Dataset items:
● ● ● ● ●
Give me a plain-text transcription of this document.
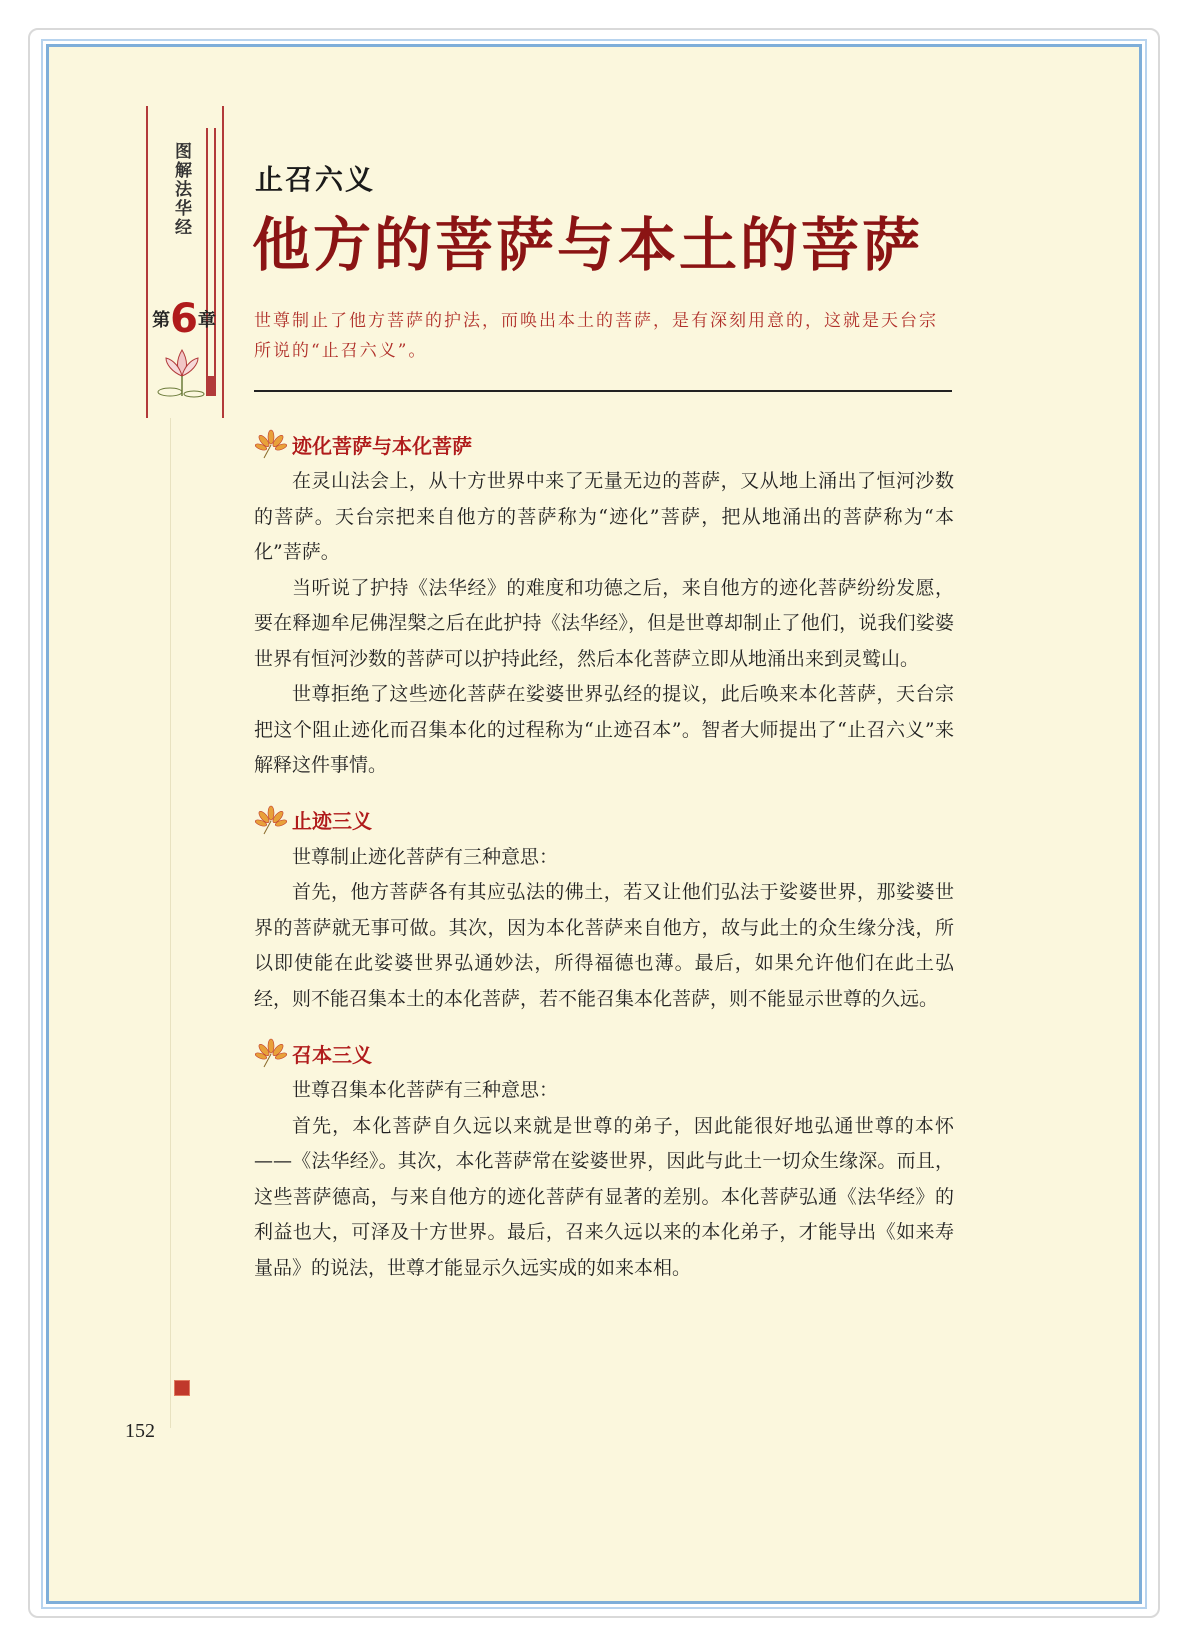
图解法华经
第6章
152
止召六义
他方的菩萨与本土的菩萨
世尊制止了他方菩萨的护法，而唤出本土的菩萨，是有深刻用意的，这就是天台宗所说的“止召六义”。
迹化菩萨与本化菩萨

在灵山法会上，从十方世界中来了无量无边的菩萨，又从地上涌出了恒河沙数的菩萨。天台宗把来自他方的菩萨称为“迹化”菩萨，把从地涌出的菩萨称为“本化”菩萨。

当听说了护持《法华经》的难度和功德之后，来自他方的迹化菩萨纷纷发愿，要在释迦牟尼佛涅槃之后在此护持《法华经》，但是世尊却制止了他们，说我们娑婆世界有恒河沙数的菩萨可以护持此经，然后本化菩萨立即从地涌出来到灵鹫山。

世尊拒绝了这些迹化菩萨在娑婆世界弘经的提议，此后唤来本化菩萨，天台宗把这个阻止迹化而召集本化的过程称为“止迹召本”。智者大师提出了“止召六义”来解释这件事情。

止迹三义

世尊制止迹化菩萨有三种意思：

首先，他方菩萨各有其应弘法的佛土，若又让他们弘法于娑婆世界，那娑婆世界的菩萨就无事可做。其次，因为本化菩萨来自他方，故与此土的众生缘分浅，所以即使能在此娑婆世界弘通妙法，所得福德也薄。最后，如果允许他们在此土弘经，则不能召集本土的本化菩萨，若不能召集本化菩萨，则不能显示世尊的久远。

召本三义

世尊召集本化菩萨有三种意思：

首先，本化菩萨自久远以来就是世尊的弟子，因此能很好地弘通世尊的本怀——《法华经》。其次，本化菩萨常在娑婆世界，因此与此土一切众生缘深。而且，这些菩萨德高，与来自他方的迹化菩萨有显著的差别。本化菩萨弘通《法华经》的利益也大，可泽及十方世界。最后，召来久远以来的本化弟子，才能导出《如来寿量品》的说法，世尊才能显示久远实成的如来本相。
● ● ● ● ●
EXERCISE BRIEF
Output the entries above exactly. Drop the pictures.

FINISHED ANSWER
Give me a plain-text transcription of this document.
图解法华经
第6章
152
止召六义
他方的菩萨与本土的菩萨
世尊制止了他方菩萨的护法，而唤出本土的菩萨，是有深刻用意的，这就是天台宗所说的“止召六义”。
迹化菩萨与本化菩萨

在灵山法会上，从十方世界中来了无量无边的菩萨，又从地上涌出了恒河沙数的菩萨。天台宗把来自他方的菩萨称为“迹化”菩萨，把从地涌出的菩萨称为“本化”菩萨。

当听说了护持《法华经》的难度和功德之后，来自他方的迹化菩萨纷纷发愿，要在释迦牟尼佛涅槃之后在此护持《法华经》，但是世尊却制止了他们，说我们娑婆世界有恒河沙数的菩萨可以护持此经，然后本化菩萨立即从地涌出来到灵鹫山。

世尊拒绝了这些迹化菩萨在娑婆世界弘经的提议，此后唤来本化菩萨，天台宗把这个阻止迹化而召集本化的过程称为“止迹召本”。智者大师提出了“止召六义”来解释这件事情。

止迹三义

世尊制止迹化菩萨有三种意思：

首先，他方菩萨各有其应弘法的佛土，若又让他们弘法于娑婆世界，那娑婆世界的菩萨就无事可做。其次，因为本化菩萨来自他方，故与此土的众生缘分浅，所以即使能在此娑婆世界弘通妙法，所得福德也薄。最后，如果允许他们在此土弘经，则不能召集本土的本化菩萨，若不能召集本化菩萨，则不能显示世尊的久远。

召本三义

世尊召集本化菩萨有三种意思：

首先，本化菩萨自久远以来就是世尊的弟子，因此能很好地弘通世尊的本怀——《法华经》。其次，本化菩萨常在娑婆世界，因此与此土一切众生缘深。而且，这些菩萨德高，与来自他方的迹化菩萨有显著的差别。本化菩萨弘通《法华经》的利益也大，可泽及十方世界。最后，召来久远以来的本化弟子，才能导出《如来寿量品》的说法，世尊才能显示久远实成的如来本相。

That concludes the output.